— Task instructions —
Read the lines that follow and tally those with the word "TestAndWork"; give the number and nothing else.

:: Records for the exercise

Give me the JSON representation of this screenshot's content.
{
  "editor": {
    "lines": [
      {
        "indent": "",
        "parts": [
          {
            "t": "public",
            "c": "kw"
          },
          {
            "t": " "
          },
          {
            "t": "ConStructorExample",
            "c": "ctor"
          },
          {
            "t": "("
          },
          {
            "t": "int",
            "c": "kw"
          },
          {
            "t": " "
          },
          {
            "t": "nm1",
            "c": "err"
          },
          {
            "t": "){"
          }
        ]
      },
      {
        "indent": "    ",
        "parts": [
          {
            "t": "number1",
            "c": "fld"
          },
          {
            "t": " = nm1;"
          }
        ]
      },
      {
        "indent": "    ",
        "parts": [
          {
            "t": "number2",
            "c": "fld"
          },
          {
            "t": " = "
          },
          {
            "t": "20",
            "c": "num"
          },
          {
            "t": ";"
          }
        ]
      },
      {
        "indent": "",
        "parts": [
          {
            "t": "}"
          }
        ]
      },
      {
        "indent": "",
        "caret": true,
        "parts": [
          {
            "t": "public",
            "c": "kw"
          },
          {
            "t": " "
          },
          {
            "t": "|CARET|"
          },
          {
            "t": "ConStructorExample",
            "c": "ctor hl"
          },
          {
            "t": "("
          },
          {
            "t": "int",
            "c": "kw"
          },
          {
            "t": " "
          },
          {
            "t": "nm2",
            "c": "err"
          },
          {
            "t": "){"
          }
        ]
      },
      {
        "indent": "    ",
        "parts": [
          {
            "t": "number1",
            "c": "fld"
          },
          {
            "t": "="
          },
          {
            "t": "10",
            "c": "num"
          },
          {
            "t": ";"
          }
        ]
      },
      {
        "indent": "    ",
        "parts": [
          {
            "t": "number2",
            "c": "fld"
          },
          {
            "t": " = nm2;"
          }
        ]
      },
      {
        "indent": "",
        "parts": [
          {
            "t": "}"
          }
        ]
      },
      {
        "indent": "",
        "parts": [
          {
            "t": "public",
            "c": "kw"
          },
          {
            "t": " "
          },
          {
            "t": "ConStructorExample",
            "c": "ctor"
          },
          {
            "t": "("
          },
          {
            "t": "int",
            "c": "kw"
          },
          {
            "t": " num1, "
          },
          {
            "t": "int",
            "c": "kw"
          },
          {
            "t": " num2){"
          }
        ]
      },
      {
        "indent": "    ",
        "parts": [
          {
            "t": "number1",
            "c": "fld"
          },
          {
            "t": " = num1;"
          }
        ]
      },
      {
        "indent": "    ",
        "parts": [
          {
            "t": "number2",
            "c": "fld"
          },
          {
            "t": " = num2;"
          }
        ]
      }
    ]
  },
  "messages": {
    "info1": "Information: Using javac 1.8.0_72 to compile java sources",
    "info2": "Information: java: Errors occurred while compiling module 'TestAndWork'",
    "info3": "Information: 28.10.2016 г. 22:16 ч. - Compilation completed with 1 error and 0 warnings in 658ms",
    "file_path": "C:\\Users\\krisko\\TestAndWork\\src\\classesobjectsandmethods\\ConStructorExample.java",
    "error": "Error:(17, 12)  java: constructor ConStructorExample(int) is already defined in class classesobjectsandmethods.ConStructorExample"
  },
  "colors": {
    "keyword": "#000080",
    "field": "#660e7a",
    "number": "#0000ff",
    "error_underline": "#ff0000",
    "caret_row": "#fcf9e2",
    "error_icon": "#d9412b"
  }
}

::::

— Response to the exercise —
2